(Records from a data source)
════════════════════
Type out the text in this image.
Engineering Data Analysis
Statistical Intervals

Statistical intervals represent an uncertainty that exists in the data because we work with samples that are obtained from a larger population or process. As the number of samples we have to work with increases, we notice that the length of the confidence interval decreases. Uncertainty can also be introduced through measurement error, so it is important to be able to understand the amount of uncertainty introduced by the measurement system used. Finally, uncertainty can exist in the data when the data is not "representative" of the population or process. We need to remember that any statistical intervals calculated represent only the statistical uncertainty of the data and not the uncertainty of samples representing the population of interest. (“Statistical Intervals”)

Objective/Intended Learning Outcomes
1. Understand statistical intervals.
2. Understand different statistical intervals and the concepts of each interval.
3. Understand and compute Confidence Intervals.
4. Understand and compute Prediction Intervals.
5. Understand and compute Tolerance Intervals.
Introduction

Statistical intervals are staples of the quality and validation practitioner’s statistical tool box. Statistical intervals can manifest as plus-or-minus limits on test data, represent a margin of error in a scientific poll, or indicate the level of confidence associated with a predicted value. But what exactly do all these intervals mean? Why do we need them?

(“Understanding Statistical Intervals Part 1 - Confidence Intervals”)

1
════════════════════
(TASK PROMPT) Extract every entry above as it appears.

(RESULT OF THIS EXERCISE)
Type out the text in this image.
Engineering Data Analysis
Statistical Intervals

Statistical intervals represent an uncertainty that exists in the data because we work with samples that are obtained from a larger population or process. As the number of samples we have to work with increases, we notice that the length of the confidence interval decreases. Uncertainty can also be introduced through measurement error, so it is important to be able to understand the amount of uncertainty introduced by the measurement system used. Finally, uncertainty can exist in the data when the data is not "representative" of the population or process. We need to remember that any statistical intervals calculated represent only the statistical uncertainty of the data and not the uncertainty of samples representing the population of interest. (“Statistical Intervals”)

Objective/Intended Learning Outcomes
1. Understand statistical intervals.
2. Understand different statistical intervals and the concepts of each interval.
3. Understand and compute Confidence Intervals.
4. Understand and compute Prediction Intervals.
5. Understand and compute Tolerance Intervals.
Introduction

Statistical intervals are staples of the quality and validation practitioner’s statistical tool box. Statistical intervals can manifest as plus-or-minus limits on test data, represent a margin of error in a scientific poll, or indicate the level of confidence associated with a predicted value. But what exactly do all these intervals mean? Why do we need them?

(“Understanding Statistical Intervals Part 1 - Confidence Intervals”)

1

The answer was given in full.